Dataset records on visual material
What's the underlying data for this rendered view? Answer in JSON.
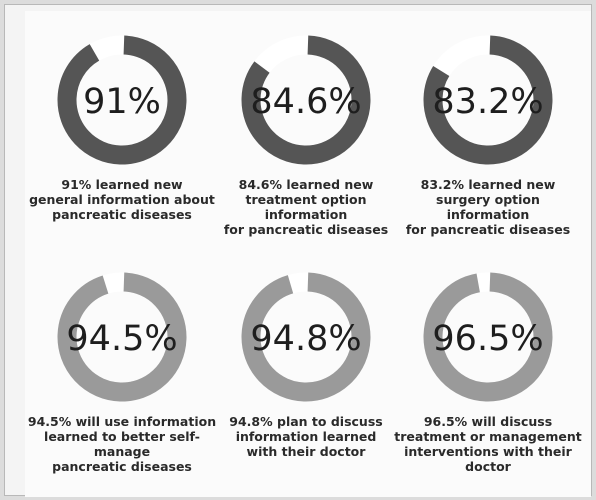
{
  "chart_data": {
    "type": "donut",
    "colors": {
      "top_row": "#555555",
      "bottom_row": "#9a9a9a",
      "track": "#ffffff"
    },
    "items": [
      {
        "value": 91,
        "label": "91%",
        "caption": [
          "91% learned new",
          "general information about",
          "pancreatic diseases"
        ]
      },
      {
        "value": 84.6,
        "label": "84.6%",
        "caption": [
          "84.6% learned new",
          "treatment option information",
          "for pancreatic diseases"
        ]
      },
      {
        "value": 83.2,
        "label": "83.2%",
        "caption": [
          "83.2% learned new",
          "surgery option information",
          "for pancreatic diseases"
        ]
      },
      {
        "value": 94.5,
        "label": "94.5%",
        "caption": [
          "94.5% will use information",
          "learned to better self-manage",
          "pancreatic diseases"
        ]
      },
      {
        "value": 94.8,
        "label": "94.8%",
        "caption": [
          "94.8% plan to discuss",
          "information learned",
          "with their doctor"
        ]
      },
      {
        "value": 96.5,
        "label": "96.5%",
        "caption": [
          "96.5% will discuss",
          "treatment or management",
          "interventions with their doctor"
        ]
      }
    ]
  }
}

-- EXERCISE DIRECTIONS --
Write out every record above exactly as it stands, but leave out the pictures.

-- COMPLETED TASK --
What's the underlying data for this rendered view? Answer in JSON.
{
  "chart_data": {
    "type": "donut",
    "colors": {
      "top_row": "#555555",
      "bottom_row": "#9a9a9a",
      "track": "#ffffff"
    },
    "items": [
      {
        "value": 91,
        "label": "91%",
        "caption": [
          "91% learned new",
          "general information about",
          "pancreatic diseases"
        ]
      },
      {
        "value": 84.6,
        "label": "84.6%",
        "caption": [
          "84.6% learned new",
          "treatment option information",
          "for pancreatic diseases"
        ]
      },
      {
        "value": 83.2,
        "label": "83.2%",
        "caption": [
          "83.2% learned new",
          "surgery option information",
          "for pancreatic diseases"
        ]
      },
      {
        "value": 94.5,
        "label": "94.5%",
        "caption": [
          "94.5% will use information",
          "learned to better self-manage",
          "pancreatic diseases"
        ]
      },
      {
        "value": 94.8,
        "label": "94.8%",
        "caption": [
          "94.8% plan to discuss",
          "information learned",
          "with their doctor"
        ]
      },
      {
        "value": 96.5,
        "label": "96.5%",
        "caption": [
          "96.5% will discuss",
          "treatment or management",
          "interventions with their doctor"
        ]
      }
    ]
  }
}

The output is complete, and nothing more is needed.